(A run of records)
--------

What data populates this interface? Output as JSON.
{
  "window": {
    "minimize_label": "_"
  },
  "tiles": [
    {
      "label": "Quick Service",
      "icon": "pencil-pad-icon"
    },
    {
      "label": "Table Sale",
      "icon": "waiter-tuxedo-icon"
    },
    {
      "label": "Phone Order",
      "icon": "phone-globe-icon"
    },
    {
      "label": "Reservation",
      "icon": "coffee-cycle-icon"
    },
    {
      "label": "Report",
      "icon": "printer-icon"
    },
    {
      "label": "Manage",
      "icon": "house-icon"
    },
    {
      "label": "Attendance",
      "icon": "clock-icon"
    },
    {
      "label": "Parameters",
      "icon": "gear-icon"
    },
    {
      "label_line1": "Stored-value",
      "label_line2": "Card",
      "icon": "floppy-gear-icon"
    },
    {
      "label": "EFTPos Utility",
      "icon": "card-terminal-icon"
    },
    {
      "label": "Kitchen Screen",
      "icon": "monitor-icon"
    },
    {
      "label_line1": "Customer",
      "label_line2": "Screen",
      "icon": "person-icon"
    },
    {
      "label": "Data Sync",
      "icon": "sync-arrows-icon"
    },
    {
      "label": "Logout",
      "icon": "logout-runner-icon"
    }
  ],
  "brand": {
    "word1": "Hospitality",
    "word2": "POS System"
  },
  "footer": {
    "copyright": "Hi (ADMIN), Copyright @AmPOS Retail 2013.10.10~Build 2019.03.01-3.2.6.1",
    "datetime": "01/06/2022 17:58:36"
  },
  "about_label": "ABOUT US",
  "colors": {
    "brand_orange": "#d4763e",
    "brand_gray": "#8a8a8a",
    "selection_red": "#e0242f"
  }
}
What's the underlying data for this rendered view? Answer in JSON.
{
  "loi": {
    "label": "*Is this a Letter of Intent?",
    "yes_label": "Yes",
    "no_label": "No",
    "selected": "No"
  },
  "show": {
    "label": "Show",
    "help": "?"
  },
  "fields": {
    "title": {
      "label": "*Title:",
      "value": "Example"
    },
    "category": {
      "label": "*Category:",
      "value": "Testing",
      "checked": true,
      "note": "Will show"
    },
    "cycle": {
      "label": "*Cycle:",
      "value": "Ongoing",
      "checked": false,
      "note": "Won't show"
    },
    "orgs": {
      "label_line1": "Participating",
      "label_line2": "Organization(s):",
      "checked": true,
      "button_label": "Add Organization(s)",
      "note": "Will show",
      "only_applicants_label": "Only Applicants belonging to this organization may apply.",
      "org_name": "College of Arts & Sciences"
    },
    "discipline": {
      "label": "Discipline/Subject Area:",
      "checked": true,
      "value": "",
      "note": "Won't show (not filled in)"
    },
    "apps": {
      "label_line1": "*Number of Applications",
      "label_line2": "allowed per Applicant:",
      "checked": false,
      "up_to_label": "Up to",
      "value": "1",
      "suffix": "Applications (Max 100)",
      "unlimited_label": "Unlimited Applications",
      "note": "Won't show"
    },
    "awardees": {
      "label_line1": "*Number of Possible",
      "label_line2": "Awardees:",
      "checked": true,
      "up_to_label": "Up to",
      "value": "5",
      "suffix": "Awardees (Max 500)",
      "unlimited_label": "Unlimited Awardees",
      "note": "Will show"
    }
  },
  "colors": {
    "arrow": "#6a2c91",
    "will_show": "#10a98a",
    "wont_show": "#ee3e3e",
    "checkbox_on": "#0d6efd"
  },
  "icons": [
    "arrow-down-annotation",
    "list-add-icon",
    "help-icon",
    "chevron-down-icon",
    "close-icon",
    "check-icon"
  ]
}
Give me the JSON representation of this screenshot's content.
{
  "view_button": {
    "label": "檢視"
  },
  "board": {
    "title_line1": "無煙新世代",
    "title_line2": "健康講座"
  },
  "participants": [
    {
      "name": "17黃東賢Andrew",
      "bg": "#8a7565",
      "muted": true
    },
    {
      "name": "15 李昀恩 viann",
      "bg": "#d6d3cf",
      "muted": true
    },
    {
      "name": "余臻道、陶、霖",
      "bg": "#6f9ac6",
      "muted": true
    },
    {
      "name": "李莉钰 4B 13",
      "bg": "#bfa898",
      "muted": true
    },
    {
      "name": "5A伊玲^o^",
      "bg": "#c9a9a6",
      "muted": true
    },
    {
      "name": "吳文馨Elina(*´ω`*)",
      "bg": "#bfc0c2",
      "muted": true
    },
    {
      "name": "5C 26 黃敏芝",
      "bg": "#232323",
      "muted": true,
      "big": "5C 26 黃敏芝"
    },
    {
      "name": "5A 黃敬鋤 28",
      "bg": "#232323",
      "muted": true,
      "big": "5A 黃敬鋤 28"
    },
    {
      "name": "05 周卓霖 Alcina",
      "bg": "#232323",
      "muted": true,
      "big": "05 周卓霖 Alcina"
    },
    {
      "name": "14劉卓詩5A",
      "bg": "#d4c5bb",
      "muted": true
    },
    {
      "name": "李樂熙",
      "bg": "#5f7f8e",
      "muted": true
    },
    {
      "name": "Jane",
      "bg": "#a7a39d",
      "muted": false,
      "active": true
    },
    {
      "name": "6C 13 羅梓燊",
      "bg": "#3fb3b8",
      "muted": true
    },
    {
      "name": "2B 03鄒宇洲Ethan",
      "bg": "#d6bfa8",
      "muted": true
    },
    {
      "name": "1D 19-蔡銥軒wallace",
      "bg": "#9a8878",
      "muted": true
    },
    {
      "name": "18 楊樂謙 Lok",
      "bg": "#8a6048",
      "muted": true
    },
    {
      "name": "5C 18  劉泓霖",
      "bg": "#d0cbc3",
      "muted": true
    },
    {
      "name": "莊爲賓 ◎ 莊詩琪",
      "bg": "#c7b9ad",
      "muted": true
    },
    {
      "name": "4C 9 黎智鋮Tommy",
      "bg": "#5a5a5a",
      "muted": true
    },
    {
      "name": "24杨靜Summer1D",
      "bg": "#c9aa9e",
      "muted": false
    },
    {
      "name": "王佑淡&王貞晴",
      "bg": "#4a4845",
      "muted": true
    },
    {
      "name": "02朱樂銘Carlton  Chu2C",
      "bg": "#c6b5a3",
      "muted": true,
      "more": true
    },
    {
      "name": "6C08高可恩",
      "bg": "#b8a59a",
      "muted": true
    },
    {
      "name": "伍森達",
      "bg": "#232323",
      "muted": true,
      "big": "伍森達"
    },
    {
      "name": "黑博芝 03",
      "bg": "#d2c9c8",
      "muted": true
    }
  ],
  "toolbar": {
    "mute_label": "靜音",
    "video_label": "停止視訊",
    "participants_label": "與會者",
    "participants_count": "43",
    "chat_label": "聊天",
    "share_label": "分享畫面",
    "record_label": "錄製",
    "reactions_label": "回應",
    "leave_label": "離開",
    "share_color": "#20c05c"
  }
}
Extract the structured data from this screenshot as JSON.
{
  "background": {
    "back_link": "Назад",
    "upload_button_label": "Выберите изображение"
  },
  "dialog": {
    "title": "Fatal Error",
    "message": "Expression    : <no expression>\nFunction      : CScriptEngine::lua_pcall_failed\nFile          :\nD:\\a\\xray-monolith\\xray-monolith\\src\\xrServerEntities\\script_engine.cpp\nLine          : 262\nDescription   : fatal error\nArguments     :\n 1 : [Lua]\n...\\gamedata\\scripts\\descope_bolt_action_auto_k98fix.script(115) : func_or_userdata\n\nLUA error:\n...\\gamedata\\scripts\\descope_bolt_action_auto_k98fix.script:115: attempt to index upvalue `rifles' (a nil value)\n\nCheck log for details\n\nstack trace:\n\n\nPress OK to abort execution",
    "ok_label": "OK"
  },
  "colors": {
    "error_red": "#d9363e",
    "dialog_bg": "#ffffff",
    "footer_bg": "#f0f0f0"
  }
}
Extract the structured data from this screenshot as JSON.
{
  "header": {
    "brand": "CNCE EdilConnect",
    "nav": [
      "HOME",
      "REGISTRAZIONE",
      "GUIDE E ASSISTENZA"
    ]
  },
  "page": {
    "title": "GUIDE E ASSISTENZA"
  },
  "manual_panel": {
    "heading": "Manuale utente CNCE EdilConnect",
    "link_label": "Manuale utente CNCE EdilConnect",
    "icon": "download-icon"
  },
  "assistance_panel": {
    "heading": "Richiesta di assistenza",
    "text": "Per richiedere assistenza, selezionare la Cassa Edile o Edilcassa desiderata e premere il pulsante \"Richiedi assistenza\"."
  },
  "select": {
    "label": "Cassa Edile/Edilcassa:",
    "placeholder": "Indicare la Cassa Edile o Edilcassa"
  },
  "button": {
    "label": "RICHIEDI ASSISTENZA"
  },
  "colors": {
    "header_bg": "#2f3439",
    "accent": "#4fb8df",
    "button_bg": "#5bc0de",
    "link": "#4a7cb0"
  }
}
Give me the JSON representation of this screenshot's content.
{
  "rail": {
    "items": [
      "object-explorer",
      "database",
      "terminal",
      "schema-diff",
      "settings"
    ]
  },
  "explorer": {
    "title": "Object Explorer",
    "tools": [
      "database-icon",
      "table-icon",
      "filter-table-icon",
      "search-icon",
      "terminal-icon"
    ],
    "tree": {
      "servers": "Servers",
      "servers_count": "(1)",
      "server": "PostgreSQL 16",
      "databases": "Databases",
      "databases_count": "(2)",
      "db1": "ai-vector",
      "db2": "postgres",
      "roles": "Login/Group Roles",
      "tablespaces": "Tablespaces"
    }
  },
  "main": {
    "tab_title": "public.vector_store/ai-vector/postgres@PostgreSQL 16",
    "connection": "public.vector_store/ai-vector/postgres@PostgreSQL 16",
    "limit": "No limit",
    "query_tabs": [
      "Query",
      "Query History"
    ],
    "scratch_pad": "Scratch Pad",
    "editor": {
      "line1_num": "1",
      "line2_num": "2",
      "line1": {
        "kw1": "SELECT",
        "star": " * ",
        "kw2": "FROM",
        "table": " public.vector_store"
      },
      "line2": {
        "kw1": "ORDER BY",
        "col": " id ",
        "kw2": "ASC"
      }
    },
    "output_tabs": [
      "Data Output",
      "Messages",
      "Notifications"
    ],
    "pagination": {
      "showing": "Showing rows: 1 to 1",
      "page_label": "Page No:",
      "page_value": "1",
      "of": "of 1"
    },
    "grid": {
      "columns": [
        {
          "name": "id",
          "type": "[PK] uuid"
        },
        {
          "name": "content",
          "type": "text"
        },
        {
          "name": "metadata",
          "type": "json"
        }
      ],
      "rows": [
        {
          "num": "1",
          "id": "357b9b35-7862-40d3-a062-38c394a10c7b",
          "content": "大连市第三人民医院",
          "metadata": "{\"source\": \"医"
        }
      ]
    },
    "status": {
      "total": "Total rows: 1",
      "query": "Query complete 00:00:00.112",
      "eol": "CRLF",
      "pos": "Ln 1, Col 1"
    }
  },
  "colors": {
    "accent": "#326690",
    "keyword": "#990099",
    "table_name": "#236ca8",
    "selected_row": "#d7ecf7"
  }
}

--------

▸ Work to do: Locate the lines above that hold the word "heading". Show every one of them.

▸ Result of this exercise:
    "heading": "Manuale utente CNCE EdilConnect",
    "heading": "Richiesta di assistenza",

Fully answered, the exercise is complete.